**Written problem**. Repeat the material exactly, leaving nothing out.

(Data items)
----

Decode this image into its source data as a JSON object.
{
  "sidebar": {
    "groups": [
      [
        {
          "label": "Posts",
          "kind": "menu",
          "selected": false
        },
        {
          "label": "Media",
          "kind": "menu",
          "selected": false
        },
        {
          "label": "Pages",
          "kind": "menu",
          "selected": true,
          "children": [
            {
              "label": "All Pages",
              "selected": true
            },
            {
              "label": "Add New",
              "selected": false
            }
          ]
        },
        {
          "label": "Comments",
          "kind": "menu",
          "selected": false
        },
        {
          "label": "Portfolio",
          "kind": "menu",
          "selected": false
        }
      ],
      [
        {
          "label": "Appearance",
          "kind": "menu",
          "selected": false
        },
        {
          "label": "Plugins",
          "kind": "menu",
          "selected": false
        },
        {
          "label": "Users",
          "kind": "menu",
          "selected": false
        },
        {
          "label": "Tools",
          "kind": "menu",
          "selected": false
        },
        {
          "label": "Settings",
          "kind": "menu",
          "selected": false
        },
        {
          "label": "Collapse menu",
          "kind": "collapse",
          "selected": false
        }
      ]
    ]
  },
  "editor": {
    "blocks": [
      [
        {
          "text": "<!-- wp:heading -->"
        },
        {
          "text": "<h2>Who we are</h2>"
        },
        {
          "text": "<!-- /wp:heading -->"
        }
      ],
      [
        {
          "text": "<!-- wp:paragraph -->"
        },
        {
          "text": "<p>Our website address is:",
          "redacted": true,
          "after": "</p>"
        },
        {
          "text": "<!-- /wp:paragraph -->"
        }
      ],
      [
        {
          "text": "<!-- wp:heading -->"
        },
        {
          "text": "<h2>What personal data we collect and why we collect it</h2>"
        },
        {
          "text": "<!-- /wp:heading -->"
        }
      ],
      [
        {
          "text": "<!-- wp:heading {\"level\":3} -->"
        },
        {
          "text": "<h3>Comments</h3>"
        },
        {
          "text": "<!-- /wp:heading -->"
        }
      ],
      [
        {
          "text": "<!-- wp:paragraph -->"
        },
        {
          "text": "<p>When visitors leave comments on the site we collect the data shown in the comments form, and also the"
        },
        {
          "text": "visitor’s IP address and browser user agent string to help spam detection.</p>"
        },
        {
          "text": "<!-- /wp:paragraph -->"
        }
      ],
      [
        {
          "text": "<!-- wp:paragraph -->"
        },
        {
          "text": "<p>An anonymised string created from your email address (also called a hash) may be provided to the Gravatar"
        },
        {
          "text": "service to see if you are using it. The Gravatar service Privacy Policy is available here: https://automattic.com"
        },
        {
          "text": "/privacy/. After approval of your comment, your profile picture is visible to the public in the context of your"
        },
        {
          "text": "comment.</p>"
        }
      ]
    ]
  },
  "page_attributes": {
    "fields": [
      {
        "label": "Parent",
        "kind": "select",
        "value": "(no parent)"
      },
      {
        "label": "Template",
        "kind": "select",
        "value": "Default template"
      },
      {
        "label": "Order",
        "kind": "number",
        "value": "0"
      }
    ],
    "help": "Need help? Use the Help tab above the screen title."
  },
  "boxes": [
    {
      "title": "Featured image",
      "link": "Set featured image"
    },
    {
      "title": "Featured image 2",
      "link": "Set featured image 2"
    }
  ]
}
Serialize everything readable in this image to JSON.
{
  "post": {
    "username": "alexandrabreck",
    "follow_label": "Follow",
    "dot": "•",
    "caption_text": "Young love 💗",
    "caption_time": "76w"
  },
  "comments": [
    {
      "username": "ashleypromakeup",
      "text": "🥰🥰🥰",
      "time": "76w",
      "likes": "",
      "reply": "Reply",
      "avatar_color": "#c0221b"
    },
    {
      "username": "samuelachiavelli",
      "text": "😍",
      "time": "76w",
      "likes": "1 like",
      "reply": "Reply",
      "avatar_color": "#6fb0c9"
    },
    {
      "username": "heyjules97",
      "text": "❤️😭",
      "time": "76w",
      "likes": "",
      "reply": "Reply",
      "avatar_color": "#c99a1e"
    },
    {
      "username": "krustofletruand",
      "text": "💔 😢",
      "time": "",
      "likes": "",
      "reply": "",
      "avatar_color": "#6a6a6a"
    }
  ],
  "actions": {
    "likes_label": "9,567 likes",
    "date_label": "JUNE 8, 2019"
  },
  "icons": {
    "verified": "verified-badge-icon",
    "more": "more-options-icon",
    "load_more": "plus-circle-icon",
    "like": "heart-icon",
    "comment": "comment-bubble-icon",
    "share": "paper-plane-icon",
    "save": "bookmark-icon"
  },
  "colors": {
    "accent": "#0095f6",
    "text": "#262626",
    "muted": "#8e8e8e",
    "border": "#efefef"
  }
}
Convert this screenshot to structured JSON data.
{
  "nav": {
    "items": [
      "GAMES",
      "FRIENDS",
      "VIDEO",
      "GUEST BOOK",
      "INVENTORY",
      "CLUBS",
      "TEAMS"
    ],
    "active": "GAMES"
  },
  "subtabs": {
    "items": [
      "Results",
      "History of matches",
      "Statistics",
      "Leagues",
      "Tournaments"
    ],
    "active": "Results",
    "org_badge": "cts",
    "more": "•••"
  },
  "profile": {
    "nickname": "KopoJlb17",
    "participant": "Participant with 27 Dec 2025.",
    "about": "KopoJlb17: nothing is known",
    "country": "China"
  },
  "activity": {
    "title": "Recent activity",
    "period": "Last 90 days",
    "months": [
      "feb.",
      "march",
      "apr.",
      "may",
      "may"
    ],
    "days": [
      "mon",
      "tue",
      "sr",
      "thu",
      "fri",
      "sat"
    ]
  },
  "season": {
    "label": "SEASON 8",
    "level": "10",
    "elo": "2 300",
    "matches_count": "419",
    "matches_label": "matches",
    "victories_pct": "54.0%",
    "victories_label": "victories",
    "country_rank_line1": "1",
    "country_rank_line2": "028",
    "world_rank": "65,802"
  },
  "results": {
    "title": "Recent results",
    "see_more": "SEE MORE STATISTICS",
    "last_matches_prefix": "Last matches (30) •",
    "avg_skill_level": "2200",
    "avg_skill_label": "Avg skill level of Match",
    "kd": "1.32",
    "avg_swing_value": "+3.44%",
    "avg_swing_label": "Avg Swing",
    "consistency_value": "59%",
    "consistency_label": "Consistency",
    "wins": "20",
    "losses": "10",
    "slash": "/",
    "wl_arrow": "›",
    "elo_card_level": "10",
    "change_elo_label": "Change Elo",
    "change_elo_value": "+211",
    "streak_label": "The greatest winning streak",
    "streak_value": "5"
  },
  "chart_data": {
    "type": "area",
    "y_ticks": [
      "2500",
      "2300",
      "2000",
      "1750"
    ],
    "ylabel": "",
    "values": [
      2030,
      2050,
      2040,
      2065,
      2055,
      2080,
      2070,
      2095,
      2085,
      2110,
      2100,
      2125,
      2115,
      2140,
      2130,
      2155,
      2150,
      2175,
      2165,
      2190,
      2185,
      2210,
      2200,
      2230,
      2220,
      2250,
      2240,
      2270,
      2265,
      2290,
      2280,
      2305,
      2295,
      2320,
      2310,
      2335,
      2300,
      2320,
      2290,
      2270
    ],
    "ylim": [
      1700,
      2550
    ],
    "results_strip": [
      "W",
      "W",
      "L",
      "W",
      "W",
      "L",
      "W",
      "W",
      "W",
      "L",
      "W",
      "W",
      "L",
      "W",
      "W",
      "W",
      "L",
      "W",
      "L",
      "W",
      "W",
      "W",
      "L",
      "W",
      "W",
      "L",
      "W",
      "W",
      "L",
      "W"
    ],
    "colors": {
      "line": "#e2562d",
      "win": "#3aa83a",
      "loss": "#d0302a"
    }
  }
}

----

**Result of this task**.
Decode this image into its source data as a JSON object.
{
  "sidebar": {
    "groups": [
      [
        {
          "label": "Posts",
          "kind": "menu",
          "selected": false
        },
        {
          "label": "Media",
          "kind": "menu",
          "selected": false
        },
        {
          "label": "Pages",
          "kind": "menu",
          "selected": true,
          "children": [
            {
              "label": "All Pages",
              "selected": true
            },
            {
              "label": "Add New",
              "selected": false
            }
          ]
        },
        {
          "label": "Comments",
          "kind": "menu",
          "selected": false
        },
        {
          "label": "Portfolio",
          "kind": "menu",
          "selected": false
        }
      ],
      [
        {
          "label": "Appearance",
          "kind": "menu",
          "selected": false
        },
        {
          "label": "Plugins",
          "kind": "menu",
          "selected": false
        },
        {
          "label": "Users",
          "kind": "menu",
          "selected": false
        },
        {
          "label": "Tools",
          "kind": "menu",
          "selected": false
        },
        {
          "label": "Settings",
          "kind": "menu",
          "selected": false
        },
        {
          "label": "Collapse menu",
          "kind": "collapse",
          "selected": false
        }
      ]
    ]
  },
  "editor": {
    "blocks": [
      [
        {
          "text": "<!-- wp:heading -->"
        },
        {
          "text": "<h2>Who we are</h2>"
        },
        {
          "text": "<!-- /wp:heading -->"
        }
      ],
      [
        {
          "text": "<!-- wp:paragraph -->"
        },
        {
          "text": "<p>Our website address is:",
          "redacted": true,
          "after": "</p>"
        },
        {
          "text": "<!-- /wp:paragraph -->"
        }
      ],
      [
        {
          "text": "<!-- wp:heading -->"
        },
        {
          "text": "<h2>What personal data we collect and why we collect it</h2>"
        },
        {
          "text": "<!-- /wp:heading -->"
        }
      ],
      [
        {
          "text": "<!-- wp:heading {\"level\":3} -->"
        },
        {
          "text": "<h3>Comments</h3>"
        },
        {
          "text": "<!-- /wp:heading -->"
        }
      ],
      [
        {
          "text": "<!-- wp:paragraph -->"
        },
        {
          "text": "<p>When visitors leave comments on the site we collect the data shown in the comments form, and also the"
        },
        {
          "text": "visitor’s IP address and browser user agent string to help spam detection.</p>"
        },
        {
          "text": "<!-- /wp:paragraph -->"
        }
      ],
      [
        {
          "text": "<!-- wp:paragraph -->"
        },
        {
          "text": "<p>An anonymised string created from your email address (also called a hash) may be provided to the Gravatar"
        },
        {
          "text": "service to see if you are using it. The Gravatar service Privacy Policy is available here: https://automattic.com"
        },
        {
          "text": "/privacy/. After approval of your comment, your profile picture is visible to the public in the context of your"
        },
        {
          "text": "comment.</p>"
        }
      ]
    ]
  },
  "page_attributes": {
    "fields": [
      {
        "label": "Parent",
        "kind": "select",
        "value": "(no parent)"
      },
      {
        "label": "Template",
        "kind": "select",
        "value": "Default template"
      },
      {
        "label": "Order",
        "kind": "number",
        "value": "0"
      }
    ],
    "help": "Need help? Use the Help tab above the screen title."
  },
  "boxes": [
    {
      "title": "Featured image",
      "link": "Set featured image"
    },
    {
      "title": "Featured image 2",
      "link": "Set featured image 2"
    }
  ]
}
Serialize everything readable in this image to JSON.
{
  "post": {
    "username": "alexandrabreck",
    "follow_label": "Follow",
    "dot": "•",
    "caption_text": "Young love 💗",
    "caption_time": "76w"
  },
  "comments": [
    {
      "username": "ashleypromakeup",
      "text": "🥰🥰🥰",
      "time": "76w",
      "likes": "",
      "reply": "Reply",
      "avatar_color": "#c0221b"
    },
    {
      "username": "samuelachiavelli",
      "text": "😍",
      "time": "76w",
      "likes": "1 like",
      "reply": "Reply",
      "avatar_color": "#6fb0c9"
    },
    {
      "username": "heyjules97",
      "text": "❤️😭",
      "time": "76w",
      "likes": "",
      "reply": "Reply",
      "avatar_color": "#c99a1e"
    },
    {
      "username": "krustofletruand",
      "text": "💔 😢",
      "time": "",
      "likes": "",
      "reply": "",
      "avatar_color": "#6a6a6a"
    }
  ],
  "actions": {
    "likes_label": "9,567 likes",
    "date_label": "JUNE 8, 2019"
  },
  "icons": {
    "verified": "verified-badge-icon",
    "more": "more-options-icon",
    "load_more": "plus-circle-icon",
    "like": "heart-icon",
    "comment": "comment-bubble-icon",
    "share": "paper-plane-icon",
    "save": "bookmark-icon"
  },
  "colors": {
    "accent": "#0095f6",
    "text": "#262626",
    "muted": "#8e8e8e",
    "border": "#efefef"
  }
}
Convert this screenshot to structured JSON data.
{
  "nav": {
    "items": [
      "GAMES",
      "FRIENDS",
      "VIDEO",
      "GUEST BOOK",
      "INVENTORY",
      "CLUBS",
      "TEAMS"
    ],
    "active": "GAMES"
  },
  "subtabs": {
    "items": [
      "Results",
      "History of matches",
      "Statistics",
      "Leagues",
      "Tournaments"
    ],
    "active": "Results",
    "org_badge": "cts",
    "more": "•••"
  },
  "profile": {
    "nickname": "KopoJlb17",
    "participant": "Participant with 27 Dec 2025.",
    "about": "KopoJlb17: nothing is known",
    "country": "China"
  },
  "activity": {
    "title": "Recent activity",
    "period": "Last 90 days",
    "months": [
      "feb.",
      "march",
      "apr.",
      "may",
      "may"
    ],
    "days": [
      "mon",
      "tue",
      "sr",
      "thu",
      "fri",
      "sat"
    ]
  },
  "season": {
    "label": "SEASON 8",
    "level": "10",
    "elo": "2 300",
    "matches_count": "419",
    "matches_label": "matches",
    "victories_pct": "54.0%",
    "victories_label": "victories",
    "country_rank_line1": "1",
    "country_rank_line2": "028",
    "world_rank": "65,802"
  },
  "results": {
    "title": "Recent results",
    "see_more": "SEE MORE STATISTICS",
    "last_matches_prefix": "Last matches (30) •",
    "avg_skill_level": "2200",
    "avg_skill_label": "Avg skill level of Match",
    "kd": "1.32",
    "avg_swing_value": "+3.44%",
    "avg_swing_label": "Avg Swing",
    "consistency_value": "59%",
    "consistency_label": "Consistency",
    "wins": "20",
    "losses": "10",
    "slash": "/",
    "wl_arrow": "›",
    "elo_card_level": "10",
    "change_elo_label": "Change Elo",
    "change_elo_value": "+211",
    "streak_label": "The greatest winning streak",
    "streak_value": "5"
  },
  "chart_data": {
    "type": "area",
    "y_ticks": [
      "2500",
      "2300",
      "2000",
      "1750"
    ],
    "ylabel": "",
    "values": [
      2030,
      2050,
      2040,
      2065,
      2055,
      2080,
      2070,
      2095,
      2085,
      2110,
      2100,
      2125,
      2115,
      2140,
      2130,
      2155,
      2150,
      2175,
      2165,
      2190,
      2185,
      2210,
      2200,
      2230,
      2220,
      2250,
      2240,
      2270,
      2265,
      2290,
      2280,
      2305,
      2295,
      2320,
      2310,
      2335,
      2300,
      2320,
      2290,
      2270
    ],
    "ylim": [
      1700,
      2550
    ],
    "results_strip": [
      "W",
      "W",
      "L",
      "W",
      "W",
      "L",
      "W",
      "W",
      "W",
      "L",
      "W",
      "W",
      "L",
      "W",
      "W",
      "W",
      "L",
      "W",
      "L",
      "W",
      "W",
      "W",
      "L",
      "W",
      "W",
      "L",
      "W",
      "W",
      "L",
      "W"
    ],
    "colors": {
      "line": "#e2562d",
      "win": "#3aa83a",
      "loss": "#d0302a"
    }
  }
}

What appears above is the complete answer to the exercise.